(Collected data)
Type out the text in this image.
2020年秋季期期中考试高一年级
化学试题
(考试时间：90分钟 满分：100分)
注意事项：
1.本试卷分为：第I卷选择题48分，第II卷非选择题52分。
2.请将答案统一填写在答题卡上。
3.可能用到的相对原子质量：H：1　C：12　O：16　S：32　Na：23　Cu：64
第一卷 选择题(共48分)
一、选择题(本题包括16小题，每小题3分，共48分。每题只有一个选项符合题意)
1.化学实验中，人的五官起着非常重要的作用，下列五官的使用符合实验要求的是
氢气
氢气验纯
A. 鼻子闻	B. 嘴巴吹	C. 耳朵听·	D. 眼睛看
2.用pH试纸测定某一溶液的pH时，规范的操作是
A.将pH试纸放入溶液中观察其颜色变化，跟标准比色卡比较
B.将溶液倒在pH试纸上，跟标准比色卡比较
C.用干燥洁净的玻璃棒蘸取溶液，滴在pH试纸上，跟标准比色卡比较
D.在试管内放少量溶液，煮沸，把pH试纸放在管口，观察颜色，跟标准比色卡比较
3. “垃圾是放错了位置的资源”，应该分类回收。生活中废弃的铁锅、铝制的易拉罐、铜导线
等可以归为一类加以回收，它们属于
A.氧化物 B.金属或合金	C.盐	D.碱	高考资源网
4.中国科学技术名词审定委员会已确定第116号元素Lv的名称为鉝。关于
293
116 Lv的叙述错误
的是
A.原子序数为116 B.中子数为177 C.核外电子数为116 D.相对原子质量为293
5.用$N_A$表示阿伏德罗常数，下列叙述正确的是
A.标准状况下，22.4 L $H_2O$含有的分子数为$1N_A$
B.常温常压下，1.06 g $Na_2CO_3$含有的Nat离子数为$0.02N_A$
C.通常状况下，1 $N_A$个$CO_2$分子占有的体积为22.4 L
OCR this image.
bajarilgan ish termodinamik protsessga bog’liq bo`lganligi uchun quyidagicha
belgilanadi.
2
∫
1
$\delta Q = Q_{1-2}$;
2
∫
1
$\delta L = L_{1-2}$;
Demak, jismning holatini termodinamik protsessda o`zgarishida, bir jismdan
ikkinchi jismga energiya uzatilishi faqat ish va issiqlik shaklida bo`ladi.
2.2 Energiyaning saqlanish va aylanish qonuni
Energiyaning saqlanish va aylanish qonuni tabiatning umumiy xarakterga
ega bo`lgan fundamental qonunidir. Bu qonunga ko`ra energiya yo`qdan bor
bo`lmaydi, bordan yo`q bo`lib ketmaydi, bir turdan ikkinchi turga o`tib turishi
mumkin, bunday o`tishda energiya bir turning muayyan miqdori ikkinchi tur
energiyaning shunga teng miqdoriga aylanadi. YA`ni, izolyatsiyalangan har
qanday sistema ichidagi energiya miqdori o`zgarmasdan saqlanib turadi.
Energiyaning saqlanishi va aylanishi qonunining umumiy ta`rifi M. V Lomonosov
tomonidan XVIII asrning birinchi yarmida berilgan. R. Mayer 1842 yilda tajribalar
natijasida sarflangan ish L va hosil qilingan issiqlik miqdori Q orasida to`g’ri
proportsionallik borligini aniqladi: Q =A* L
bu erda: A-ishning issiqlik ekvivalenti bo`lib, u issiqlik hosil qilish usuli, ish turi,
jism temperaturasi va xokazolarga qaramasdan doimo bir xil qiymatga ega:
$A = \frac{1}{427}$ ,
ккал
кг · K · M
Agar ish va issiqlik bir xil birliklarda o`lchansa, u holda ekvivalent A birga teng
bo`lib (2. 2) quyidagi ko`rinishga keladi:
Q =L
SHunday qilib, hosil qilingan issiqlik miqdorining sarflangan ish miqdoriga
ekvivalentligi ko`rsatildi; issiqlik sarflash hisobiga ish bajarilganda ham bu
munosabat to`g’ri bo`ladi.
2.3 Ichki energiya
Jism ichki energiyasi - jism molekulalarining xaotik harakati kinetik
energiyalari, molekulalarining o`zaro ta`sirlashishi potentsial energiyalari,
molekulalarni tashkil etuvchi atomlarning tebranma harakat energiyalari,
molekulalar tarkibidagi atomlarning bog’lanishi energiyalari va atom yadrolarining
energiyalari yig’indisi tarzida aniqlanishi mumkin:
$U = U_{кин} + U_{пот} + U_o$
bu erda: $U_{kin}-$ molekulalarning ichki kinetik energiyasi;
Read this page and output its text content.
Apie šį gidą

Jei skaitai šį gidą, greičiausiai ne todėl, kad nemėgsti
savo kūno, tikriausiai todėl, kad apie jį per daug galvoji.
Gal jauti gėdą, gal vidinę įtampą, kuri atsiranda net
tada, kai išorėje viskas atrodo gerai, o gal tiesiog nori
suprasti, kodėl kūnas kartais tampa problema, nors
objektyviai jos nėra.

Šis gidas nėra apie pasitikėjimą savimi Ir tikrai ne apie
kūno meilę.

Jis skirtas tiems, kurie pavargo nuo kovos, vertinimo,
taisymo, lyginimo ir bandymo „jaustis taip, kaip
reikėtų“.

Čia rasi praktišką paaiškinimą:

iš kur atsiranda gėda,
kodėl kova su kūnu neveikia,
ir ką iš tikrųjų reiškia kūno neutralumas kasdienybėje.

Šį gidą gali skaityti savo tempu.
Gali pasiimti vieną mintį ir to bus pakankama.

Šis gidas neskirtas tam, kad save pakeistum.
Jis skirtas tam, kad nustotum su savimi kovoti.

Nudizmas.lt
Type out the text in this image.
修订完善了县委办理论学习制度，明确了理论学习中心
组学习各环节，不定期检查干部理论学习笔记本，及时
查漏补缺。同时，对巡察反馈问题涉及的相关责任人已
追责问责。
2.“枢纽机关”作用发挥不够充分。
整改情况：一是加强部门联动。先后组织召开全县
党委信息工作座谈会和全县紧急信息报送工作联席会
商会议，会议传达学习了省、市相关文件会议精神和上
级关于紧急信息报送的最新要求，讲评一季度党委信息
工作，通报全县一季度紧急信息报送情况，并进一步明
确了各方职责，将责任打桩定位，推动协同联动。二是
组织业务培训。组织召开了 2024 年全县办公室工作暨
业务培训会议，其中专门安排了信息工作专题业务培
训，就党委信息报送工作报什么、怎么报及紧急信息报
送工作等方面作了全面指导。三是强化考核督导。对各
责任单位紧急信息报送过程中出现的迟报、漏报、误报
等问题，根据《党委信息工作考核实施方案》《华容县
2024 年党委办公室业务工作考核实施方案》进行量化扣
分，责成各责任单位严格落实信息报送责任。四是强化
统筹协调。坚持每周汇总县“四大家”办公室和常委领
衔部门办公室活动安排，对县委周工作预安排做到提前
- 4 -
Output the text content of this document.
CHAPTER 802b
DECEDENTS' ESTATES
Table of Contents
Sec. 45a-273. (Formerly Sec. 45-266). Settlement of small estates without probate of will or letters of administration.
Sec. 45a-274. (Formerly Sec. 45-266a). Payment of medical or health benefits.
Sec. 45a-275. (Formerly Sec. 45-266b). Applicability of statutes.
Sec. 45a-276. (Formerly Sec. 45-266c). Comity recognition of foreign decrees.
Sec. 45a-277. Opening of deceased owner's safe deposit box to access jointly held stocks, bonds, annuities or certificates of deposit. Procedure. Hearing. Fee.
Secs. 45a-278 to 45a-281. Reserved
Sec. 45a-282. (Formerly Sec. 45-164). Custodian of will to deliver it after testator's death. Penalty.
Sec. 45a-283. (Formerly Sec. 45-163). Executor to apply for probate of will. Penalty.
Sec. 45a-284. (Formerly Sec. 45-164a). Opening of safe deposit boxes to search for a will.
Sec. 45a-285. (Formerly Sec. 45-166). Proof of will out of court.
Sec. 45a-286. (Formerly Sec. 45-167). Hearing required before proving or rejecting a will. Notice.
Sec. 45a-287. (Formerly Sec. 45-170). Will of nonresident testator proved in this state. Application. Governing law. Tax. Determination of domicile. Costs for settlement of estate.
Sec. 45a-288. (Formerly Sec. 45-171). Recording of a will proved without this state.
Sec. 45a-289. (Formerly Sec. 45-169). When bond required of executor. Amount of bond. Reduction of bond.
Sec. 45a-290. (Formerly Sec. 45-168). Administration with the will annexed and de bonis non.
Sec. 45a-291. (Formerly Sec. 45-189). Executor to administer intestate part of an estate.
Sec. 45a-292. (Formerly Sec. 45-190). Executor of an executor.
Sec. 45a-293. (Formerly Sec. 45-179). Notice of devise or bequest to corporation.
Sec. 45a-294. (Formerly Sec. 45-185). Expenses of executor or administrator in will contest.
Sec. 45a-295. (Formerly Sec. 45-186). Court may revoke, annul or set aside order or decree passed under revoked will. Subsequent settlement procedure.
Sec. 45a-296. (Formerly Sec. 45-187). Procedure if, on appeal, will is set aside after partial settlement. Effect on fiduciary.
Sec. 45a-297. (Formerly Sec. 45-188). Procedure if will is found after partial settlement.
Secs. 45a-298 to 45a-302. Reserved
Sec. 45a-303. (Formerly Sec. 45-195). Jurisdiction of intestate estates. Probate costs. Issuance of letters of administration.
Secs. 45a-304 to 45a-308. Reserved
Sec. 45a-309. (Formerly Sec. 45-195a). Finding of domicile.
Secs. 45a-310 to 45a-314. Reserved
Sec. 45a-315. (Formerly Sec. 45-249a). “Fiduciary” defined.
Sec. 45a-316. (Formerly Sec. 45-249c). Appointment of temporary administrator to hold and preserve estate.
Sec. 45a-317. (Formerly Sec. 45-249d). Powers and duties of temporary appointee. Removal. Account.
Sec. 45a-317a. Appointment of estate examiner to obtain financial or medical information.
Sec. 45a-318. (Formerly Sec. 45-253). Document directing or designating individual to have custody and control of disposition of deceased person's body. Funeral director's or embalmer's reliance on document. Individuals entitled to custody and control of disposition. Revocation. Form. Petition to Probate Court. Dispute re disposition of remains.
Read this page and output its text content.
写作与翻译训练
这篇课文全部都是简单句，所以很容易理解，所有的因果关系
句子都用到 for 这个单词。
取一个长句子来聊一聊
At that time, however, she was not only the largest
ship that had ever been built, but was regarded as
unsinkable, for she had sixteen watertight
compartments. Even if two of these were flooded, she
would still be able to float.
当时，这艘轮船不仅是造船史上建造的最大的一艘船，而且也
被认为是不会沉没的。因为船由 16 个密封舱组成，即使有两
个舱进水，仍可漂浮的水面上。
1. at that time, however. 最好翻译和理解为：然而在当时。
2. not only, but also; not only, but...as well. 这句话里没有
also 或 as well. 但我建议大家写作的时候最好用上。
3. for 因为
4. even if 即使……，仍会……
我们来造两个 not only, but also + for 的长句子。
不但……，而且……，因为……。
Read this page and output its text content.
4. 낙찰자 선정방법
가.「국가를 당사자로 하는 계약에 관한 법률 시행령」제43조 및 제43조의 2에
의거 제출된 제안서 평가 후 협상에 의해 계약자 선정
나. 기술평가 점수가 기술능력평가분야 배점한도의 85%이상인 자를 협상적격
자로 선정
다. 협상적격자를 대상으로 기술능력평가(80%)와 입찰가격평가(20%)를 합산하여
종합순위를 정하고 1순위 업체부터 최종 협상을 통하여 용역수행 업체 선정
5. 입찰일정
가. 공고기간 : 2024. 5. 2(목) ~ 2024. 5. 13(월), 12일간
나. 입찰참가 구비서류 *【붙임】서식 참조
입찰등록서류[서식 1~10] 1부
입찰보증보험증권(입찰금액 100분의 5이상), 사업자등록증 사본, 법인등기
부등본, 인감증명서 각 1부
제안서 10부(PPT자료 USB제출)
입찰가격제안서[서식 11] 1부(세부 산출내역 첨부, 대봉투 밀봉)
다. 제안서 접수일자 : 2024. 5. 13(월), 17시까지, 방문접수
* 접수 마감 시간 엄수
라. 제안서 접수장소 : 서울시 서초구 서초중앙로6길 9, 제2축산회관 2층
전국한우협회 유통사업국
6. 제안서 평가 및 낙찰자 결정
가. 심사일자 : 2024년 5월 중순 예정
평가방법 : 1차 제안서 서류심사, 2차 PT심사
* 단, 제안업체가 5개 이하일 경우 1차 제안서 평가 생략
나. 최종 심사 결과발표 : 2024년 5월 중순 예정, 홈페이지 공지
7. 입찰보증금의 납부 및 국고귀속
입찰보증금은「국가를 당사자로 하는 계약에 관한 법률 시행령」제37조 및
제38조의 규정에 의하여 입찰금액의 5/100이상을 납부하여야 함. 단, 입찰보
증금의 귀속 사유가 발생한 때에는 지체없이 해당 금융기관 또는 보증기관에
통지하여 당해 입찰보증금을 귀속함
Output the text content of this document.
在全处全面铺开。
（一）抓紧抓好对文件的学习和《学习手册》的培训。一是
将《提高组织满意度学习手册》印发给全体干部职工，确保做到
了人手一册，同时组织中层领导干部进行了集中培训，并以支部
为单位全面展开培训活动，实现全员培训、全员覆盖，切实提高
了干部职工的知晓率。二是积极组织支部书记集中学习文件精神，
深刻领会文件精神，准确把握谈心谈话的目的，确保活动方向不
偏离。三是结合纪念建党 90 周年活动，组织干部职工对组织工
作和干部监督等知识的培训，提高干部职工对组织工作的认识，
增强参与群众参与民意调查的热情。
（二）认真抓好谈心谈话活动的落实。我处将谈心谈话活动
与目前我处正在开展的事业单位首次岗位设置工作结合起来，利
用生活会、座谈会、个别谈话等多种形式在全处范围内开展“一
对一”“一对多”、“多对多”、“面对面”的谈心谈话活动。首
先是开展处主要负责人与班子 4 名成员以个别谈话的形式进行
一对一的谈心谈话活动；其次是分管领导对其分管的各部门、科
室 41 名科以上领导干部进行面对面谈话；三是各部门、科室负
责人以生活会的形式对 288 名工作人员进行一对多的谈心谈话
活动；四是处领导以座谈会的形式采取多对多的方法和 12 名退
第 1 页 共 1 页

Given instruction
List each line in the listing that contains the string "ikkinchi".

Exercise result
ikkinchi jismga energiya uzatilishi faqat ish va issiqlik shaklida bo`ladi.
bo`lmaydi, bordan yo`q bo`lib ketmaydi, bir turdan ikkinchi turga o`tib turishi
mumkin, bunday o`tishda energiya bir turning muayyan miqdori ikkinchi tur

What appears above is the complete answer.